## THE EXERCISE
Copy whichever lines contain the string "difference".

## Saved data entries
>>>
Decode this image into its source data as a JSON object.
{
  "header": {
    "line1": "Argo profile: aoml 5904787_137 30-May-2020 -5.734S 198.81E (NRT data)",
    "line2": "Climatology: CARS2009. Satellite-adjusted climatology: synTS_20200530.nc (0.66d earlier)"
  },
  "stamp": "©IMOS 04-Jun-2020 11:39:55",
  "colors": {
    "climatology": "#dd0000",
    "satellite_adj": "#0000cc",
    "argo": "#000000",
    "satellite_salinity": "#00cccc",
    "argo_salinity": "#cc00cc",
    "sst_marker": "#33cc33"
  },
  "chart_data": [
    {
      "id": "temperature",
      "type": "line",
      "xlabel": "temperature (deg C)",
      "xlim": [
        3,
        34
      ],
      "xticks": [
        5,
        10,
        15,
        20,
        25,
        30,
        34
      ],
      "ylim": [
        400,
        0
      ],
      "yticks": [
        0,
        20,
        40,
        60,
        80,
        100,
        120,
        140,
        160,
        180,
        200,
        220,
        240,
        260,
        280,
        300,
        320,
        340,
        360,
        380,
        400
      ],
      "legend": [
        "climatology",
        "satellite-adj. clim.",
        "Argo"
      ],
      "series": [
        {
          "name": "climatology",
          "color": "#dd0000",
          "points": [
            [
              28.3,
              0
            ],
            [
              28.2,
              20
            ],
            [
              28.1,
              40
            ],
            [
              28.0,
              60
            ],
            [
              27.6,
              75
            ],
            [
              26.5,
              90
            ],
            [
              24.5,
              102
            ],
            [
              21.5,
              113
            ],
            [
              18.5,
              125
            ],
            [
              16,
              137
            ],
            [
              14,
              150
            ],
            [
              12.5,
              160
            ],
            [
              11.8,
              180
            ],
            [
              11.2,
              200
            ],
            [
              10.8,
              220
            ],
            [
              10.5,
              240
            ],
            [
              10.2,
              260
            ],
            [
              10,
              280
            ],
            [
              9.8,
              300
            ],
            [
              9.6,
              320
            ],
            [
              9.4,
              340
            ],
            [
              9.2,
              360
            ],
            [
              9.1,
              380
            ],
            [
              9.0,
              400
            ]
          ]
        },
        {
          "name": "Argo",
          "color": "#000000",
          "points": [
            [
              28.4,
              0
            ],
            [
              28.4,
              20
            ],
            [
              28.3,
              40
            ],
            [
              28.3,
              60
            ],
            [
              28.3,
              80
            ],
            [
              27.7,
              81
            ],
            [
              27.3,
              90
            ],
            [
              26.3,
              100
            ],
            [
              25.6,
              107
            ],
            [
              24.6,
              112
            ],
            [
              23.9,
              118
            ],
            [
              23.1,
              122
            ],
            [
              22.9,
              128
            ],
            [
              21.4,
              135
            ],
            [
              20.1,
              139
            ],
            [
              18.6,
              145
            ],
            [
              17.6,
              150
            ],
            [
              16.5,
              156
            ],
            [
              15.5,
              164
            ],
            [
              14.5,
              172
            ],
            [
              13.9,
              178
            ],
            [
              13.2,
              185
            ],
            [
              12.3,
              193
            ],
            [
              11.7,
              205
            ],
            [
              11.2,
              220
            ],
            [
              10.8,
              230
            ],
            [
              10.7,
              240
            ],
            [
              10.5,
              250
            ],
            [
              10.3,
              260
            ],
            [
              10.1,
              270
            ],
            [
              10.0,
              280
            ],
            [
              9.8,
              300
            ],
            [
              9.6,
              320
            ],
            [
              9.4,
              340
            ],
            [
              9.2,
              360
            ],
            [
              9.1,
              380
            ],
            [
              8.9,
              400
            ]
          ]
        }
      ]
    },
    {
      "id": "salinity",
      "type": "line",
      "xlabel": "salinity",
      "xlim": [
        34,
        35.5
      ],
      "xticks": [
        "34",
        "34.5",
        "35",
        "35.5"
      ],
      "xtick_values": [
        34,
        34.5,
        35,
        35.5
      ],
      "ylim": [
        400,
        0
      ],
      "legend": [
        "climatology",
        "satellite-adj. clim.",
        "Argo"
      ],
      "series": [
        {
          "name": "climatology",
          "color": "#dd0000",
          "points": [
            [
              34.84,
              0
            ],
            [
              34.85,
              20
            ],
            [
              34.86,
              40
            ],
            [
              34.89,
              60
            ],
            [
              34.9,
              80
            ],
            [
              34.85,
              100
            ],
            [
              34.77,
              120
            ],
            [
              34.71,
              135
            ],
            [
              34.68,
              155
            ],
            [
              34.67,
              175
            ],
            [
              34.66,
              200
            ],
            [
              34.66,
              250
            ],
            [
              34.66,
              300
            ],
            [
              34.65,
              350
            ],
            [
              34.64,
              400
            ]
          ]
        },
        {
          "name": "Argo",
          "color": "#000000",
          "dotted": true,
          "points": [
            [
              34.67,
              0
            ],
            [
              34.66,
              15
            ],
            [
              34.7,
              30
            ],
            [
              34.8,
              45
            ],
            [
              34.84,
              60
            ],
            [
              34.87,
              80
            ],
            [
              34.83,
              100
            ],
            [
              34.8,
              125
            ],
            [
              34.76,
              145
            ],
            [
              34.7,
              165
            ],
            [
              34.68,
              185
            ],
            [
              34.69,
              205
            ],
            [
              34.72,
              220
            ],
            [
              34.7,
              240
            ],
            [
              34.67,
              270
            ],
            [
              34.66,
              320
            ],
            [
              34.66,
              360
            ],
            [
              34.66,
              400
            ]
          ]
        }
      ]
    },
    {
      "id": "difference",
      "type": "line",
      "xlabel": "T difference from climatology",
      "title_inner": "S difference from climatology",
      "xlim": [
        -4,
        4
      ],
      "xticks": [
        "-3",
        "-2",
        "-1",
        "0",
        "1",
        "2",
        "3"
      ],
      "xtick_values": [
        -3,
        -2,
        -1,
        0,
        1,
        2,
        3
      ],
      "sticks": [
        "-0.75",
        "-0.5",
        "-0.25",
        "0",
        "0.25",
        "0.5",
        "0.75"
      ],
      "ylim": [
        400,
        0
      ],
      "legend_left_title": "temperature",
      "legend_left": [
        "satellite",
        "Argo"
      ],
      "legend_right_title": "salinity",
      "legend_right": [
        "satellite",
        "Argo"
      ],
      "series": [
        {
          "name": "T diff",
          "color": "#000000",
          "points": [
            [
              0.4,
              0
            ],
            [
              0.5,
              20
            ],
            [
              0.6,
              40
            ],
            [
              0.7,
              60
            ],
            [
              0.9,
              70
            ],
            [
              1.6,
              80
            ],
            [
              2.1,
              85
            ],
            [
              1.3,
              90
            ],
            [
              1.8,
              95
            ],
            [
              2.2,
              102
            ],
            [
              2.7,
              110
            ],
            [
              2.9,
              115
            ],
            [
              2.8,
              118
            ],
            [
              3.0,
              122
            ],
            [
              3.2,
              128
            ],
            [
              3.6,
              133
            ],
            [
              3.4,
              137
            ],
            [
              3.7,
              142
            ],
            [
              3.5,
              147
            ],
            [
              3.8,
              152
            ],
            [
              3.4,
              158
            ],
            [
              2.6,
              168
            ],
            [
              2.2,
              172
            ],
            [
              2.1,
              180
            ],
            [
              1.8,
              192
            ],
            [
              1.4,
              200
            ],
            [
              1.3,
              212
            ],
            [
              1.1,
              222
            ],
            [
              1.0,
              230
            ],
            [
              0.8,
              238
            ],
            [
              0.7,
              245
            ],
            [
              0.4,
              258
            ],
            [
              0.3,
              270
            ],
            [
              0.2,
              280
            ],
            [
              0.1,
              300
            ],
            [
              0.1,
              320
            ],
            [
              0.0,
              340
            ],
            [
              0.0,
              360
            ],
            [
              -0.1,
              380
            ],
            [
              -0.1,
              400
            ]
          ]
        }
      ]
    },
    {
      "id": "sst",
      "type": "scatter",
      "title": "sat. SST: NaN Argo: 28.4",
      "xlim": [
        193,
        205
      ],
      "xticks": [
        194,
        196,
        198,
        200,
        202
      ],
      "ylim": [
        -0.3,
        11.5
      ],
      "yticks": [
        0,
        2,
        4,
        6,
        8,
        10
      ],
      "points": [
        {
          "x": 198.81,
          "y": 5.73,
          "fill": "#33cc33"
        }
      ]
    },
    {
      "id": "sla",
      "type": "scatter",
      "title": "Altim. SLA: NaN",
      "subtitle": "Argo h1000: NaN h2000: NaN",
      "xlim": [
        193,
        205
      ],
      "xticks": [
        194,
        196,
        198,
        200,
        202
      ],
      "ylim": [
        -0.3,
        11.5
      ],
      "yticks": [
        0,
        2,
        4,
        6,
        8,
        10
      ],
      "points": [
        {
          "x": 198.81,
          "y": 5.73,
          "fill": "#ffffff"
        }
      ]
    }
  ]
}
<<<
## RESULT
      "id": "difference",
      "xlabel": "T difference from climatology",
      "title_inner": "S difference from climatology",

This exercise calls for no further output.